** To be done **
Within the records below, find each line that holds the string "SESIÓN", then copy it.
>> Start Provided records
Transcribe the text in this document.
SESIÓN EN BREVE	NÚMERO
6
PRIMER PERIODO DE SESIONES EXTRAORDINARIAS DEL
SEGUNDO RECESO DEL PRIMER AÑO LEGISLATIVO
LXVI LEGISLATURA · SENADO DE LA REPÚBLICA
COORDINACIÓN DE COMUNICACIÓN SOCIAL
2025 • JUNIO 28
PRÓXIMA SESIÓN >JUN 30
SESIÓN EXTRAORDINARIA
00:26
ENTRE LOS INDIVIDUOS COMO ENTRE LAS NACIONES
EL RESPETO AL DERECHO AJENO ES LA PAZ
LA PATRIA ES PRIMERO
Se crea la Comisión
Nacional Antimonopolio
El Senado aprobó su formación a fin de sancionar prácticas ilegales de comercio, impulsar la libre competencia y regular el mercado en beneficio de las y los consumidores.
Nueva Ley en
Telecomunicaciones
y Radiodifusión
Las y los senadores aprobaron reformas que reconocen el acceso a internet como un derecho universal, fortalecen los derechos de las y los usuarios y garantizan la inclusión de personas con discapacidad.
>> End Provided records
>> Start Provided records
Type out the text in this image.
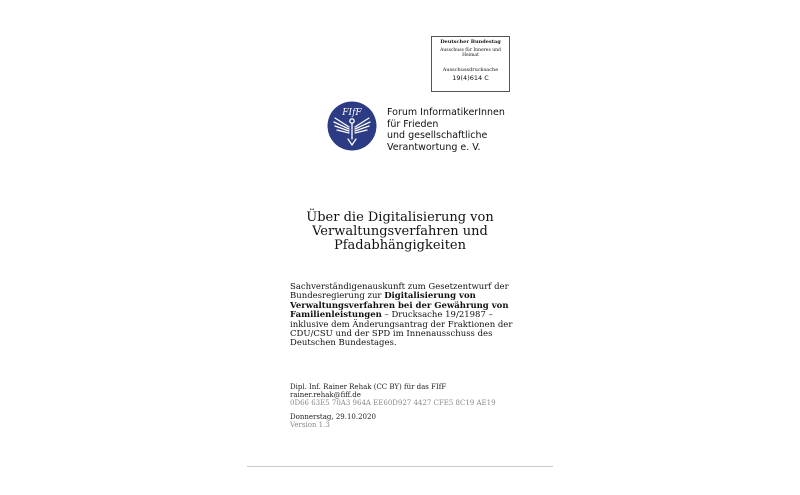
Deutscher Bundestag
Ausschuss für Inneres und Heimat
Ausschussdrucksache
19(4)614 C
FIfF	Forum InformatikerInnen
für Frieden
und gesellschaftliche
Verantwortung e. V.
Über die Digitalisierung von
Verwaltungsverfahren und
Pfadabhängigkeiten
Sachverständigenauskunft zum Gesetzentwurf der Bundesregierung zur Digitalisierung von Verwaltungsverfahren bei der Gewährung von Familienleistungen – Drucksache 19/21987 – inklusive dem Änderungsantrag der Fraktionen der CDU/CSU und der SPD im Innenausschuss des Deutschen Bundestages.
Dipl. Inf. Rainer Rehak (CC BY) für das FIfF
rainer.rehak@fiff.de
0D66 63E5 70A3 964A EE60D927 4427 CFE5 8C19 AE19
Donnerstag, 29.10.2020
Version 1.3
>> End Provided records
** The output **
SESIÓN EN BREVE	NÚMERO
PRÓXIMA SESIÓN >JUN 30
SESIÓN EXTRAORDINARIA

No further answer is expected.